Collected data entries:
■ ■ ■ ■
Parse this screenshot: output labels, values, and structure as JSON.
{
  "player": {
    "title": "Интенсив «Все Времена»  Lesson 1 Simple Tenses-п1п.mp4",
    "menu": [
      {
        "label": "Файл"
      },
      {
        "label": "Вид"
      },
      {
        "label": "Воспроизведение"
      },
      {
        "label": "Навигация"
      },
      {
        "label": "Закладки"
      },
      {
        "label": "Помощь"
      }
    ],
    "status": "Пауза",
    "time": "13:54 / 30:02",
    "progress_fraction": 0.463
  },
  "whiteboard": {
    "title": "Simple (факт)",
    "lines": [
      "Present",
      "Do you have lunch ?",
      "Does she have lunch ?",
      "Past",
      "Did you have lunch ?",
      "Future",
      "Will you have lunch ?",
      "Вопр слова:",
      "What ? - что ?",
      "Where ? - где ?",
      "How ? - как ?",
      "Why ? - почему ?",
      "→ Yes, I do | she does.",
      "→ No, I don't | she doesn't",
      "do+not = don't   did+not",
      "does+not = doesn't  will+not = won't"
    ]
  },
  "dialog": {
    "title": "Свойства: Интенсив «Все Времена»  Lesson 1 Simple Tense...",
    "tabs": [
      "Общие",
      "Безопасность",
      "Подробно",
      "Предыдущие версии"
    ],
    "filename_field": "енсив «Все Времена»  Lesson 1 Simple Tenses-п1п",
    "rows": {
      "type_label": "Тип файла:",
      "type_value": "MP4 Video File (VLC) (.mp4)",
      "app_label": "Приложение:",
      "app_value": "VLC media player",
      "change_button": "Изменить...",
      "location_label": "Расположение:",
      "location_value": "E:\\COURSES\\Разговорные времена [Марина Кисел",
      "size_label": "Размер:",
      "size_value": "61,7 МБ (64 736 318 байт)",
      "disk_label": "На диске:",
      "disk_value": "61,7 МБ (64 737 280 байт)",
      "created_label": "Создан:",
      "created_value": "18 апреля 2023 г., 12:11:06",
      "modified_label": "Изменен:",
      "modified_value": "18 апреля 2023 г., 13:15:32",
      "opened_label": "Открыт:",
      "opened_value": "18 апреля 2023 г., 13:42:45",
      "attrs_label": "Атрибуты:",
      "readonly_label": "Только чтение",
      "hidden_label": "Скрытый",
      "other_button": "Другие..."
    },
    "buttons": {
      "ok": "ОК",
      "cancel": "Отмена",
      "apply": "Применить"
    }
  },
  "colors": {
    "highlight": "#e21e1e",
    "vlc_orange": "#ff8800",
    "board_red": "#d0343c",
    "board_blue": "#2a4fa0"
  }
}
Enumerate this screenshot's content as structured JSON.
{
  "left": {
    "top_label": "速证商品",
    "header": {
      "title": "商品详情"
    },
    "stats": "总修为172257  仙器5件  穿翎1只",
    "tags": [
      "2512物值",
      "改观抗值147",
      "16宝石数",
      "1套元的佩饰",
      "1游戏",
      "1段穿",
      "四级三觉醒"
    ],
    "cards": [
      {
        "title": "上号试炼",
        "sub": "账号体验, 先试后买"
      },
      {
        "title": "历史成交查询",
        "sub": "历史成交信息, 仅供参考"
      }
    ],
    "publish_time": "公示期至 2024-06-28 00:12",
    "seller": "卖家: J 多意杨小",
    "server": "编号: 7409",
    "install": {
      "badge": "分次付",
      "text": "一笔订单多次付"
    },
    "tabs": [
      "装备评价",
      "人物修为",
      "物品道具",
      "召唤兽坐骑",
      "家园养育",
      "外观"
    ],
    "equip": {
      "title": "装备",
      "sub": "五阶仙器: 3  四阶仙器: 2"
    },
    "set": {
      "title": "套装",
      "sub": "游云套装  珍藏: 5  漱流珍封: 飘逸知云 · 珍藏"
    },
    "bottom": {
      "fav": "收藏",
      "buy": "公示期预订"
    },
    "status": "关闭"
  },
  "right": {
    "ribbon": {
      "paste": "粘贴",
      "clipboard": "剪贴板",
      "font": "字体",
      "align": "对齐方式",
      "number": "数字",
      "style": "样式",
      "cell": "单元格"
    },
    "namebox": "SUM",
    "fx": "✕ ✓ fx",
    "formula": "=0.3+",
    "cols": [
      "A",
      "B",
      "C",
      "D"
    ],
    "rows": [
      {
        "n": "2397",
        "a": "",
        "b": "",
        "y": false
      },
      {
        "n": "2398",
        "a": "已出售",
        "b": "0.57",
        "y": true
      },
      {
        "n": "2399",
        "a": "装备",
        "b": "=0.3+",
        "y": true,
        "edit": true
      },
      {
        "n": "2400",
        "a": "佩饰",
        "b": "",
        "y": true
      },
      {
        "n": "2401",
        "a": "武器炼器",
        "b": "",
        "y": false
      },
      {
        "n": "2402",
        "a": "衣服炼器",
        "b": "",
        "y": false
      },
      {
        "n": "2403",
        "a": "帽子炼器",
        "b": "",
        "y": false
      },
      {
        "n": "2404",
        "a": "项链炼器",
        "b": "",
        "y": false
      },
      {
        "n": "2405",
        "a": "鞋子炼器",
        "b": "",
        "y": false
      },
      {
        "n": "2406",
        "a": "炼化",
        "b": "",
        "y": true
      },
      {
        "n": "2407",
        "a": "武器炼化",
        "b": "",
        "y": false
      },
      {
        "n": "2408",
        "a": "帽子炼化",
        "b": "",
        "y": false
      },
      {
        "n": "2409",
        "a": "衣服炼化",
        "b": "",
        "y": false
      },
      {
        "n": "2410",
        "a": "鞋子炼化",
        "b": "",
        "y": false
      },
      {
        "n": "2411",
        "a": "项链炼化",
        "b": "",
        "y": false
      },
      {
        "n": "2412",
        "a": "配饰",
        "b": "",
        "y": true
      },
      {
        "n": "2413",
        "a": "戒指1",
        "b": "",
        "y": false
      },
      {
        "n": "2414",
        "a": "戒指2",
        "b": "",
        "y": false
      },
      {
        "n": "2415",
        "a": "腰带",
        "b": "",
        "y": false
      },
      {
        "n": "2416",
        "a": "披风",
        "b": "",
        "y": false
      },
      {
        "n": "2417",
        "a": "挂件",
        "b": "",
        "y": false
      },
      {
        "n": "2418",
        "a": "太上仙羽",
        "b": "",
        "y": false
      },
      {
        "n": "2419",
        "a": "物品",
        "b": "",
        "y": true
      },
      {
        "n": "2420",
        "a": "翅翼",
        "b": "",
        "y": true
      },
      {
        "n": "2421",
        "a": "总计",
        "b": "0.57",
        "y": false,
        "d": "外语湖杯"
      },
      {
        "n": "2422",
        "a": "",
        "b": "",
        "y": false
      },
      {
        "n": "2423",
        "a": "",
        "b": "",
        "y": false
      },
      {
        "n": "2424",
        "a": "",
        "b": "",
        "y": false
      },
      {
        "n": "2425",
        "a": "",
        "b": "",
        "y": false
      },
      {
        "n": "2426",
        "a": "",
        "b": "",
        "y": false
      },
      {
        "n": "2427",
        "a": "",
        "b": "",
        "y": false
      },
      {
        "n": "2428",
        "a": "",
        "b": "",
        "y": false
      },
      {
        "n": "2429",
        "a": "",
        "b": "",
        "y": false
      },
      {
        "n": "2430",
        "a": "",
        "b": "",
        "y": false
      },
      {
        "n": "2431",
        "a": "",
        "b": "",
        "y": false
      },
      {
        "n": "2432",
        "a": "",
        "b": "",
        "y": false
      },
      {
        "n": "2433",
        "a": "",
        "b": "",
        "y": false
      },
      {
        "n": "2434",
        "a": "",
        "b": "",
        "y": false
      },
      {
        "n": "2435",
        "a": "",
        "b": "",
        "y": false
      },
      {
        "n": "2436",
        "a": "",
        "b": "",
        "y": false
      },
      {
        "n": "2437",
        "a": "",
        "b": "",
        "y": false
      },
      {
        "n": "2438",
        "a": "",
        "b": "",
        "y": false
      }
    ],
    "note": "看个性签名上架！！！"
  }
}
■ ■ ■ ■
**Exercise**
What is the number of lines in the records that contain "Simple"? Give that number only.

**Solution**
4